Problem details:
Repeat exactly, and only, the lines from the line containing "Output a JSON" through the last line of the records below, including both.

Stored data:

# # # # # # #

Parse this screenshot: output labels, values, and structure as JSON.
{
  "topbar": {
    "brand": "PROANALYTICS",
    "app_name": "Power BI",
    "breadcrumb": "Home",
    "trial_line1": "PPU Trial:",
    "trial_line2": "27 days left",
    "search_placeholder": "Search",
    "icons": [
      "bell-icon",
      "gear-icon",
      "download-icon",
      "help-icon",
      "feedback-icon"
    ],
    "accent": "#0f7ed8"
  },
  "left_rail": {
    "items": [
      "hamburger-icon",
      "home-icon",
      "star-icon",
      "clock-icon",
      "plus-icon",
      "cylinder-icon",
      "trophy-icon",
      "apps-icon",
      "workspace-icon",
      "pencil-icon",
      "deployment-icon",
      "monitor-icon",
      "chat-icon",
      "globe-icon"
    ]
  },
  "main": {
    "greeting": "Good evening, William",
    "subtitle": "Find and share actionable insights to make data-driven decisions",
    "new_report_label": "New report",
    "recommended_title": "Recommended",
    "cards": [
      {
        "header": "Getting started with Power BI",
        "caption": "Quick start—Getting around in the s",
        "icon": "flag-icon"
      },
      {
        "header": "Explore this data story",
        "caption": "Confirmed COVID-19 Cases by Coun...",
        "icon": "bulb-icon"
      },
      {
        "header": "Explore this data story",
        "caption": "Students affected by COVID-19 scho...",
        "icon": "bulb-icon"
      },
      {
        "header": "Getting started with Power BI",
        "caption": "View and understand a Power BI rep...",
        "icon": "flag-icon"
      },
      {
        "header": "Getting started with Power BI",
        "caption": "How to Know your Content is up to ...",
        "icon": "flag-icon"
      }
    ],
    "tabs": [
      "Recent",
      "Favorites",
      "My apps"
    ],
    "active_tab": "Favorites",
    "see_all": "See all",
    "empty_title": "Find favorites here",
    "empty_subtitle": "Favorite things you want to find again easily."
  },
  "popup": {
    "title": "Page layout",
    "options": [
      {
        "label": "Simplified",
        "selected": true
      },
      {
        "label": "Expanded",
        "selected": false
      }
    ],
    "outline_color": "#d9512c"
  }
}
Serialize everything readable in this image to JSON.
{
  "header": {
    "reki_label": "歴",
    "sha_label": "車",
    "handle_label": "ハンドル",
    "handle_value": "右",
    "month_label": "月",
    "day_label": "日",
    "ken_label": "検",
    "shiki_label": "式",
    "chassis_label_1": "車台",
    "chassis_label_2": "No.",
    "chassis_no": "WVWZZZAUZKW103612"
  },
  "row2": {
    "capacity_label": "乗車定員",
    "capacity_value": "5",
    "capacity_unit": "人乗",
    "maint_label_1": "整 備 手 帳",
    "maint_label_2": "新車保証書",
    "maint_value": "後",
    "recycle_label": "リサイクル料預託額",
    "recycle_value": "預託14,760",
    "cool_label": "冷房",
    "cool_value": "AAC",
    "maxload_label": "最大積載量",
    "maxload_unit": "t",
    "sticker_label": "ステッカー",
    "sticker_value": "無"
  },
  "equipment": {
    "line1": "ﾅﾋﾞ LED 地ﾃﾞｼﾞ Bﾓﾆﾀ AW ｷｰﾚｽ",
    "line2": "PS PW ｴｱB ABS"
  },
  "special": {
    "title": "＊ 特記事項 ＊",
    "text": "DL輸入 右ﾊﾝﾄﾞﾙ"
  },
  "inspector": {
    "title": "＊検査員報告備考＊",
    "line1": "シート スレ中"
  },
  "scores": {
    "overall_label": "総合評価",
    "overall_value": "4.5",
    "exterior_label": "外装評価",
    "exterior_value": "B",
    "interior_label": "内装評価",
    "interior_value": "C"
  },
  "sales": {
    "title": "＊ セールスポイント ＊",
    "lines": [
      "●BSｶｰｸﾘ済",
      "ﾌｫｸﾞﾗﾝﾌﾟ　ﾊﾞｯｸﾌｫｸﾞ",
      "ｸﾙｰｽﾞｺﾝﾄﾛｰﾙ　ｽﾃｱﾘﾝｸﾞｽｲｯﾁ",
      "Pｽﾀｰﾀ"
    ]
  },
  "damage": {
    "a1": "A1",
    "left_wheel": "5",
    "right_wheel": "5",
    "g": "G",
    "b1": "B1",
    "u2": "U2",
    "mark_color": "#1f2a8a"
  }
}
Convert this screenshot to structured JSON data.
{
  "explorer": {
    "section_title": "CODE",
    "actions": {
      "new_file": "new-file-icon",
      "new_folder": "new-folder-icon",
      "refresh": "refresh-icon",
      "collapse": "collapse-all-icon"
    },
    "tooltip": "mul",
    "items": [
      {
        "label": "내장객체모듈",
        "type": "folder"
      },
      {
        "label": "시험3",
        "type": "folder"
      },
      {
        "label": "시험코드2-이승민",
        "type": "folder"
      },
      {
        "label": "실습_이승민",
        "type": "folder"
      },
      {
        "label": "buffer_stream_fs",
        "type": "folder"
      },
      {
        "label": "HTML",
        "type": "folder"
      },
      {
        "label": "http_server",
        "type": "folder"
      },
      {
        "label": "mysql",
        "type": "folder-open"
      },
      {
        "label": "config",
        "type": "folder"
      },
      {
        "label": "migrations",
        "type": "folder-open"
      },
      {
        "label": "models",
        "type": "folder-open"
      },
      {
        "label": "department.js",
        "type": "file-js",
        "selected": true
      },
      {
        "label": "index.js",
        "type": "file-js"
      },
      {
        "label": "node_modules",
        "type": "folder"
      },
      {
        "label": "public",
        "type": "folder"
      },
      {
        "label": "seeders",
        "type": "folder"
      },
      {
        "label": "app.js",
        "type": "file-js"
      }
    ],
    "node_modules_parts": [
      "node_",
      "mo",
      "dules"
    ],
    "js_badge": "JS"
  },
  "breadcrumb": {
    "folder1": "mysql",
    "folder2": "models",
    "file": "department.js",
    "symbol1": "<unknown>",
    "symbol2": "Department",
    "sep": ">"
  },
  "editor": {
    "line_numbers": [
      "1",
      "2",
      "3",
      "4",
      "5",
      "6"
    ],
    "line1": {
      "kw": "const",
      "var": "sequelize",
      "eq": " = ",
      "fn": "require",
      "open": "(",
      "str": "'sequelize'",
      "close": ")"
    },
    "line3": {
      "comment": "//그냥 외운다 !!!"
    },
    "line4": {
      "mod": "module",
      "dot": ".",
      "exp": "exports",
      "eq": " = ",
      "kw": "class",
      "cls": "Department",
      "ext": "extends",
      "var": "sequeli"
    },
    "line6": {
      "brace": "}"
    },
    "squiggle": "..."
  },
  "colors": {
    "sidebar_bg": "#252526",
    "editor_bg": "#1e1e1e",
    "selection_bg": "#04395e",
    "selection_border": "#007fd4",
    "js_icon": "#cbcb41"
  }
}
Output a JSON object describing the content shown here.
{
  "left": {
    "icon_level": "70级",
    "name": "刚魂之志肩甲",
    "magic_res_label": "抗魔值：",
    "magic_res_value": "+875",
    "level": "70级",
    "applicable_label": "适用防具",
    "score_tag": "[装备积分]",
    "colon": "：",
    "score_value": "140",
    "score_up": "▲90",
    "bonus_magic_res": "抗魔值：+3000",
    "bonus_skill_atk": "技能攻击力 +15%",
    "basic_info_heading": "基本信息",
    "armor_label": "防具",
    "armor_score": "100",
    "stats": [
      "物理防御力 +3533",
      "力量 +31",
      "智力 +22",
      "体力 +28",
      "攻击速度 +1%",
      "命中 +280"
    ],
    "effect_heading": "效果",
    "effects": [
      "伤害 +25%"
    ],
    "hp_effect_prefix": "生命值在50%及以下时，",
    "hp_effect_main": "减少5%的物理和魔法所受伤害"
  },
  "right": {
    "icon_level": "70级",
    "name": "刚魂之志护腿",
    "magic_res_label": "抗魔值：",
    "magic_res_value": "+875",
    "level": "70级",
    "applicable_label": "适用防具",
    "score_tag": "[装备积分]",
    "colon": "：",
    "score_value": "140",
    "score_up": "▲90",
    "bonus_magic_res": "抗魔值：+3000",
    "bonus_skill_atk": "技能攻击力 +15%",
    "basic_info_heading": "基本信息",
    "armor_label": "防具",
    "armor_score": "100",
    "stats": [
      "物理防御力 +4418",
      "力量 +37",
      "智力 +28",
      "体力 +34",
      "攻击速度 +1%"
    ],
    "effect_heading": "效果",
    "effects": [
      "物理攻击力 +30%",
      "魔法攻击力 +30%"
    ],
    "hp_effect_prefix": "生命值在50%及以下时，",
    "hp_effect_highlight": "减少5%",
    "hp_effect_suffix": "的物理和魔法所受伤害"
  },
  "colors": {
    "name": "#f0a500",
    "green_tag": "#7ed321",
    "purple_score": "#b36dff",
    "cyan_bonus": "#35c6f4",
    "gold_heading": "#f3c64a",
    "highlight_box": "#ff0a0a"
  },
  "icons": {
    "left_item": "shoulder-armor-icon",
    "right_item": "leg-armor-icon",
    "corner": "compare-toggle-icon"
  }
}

# # # # # # #

The answer:
Output a JSON object describing the content shown here.
{
  "left": {
    "icon_level": "70级",
    "name": "刚魂之志肩甲",
    "magic_res_label": "抗魔值：",
    "magic_res_value": "+875",
    "level": "70级",
    "applicable_label": "适用防具",
    "score_tag": "[装备积分]",
    "colon": "：",
    "score_value": "140",
    "score_up": "▲90",
    "bonus_magic_res": "抗魔值：+3000",
    "bonus_skill_atk": "技能攻击力 +15%",
    "basic_info_heading": "基本信息",
    "armor_label": "防具",
    "armor_score": "100",
    "stats": [
      "物理防御力 +3533",
      "力量 +31",
      "智力 +22",
      "体力 +28",
      "攻击速度 +1%",
      "命中 +280"
    ],
    "effect_heading": "效果",
    "effects": [
      "伤害 +25%"
    ],
    "hp_effect_prefix": "生命值在50%及以下时，",
    "hp_effect_main": "减少5%的物理和魔法所受伤害"
  },
  "right": {
    "icon_level": "70级",
    "name": "刚魂之志护腿",
    "magic_res_label": "抗魔值：",
    "magic_res_value": "+875",
    "level": "70级",
    "applicable_label": "适用防具",
    "score_tag": "[装备积分]",
    "colon": "：",
    "score_value": "140",
    "score_up": "▲90",
    "bonus_magic_res": "抗魔值：+3000",
    "bonus_skill_atk": "技能攻击力 +15%",
    "basic_info_heading": "基本信息",
    "armor_label": "防具",
    "armor_score": "100",
    "stats": [
      "物理防御力 +4418",
      "力量 +37",
      "智力 +28",
      "体力 +34",
      "攻击速度 +1%"
    ],
    "effect_heading": "效果",
    "effects": [
      "物理攻击力 +30%",
      "魔法攻击力 +30%"
    ],
    "hp_effect_prefix": "生命值在50%及以下时，",
    "hp_effect_highlight": "减少5%",
    "hp_effect_suffix": "的物理和魔法所受伤害"
  },
  "colors": {
    "name": "#f0a500",
    "green_tag": "#7ed321",
    "purple_score": "#b36dff",
    "cyan_bonus": "#35c6f4",
    "gold_heading": "#f3c64a",
    "highlight_box": "#ff0a0a"
  },
  "icons": {
    "left_item": "shoulder-armor-icon",
    "right_item": "leg-armor-icon",
    "corner": "compare-toggle-icon"
  }
}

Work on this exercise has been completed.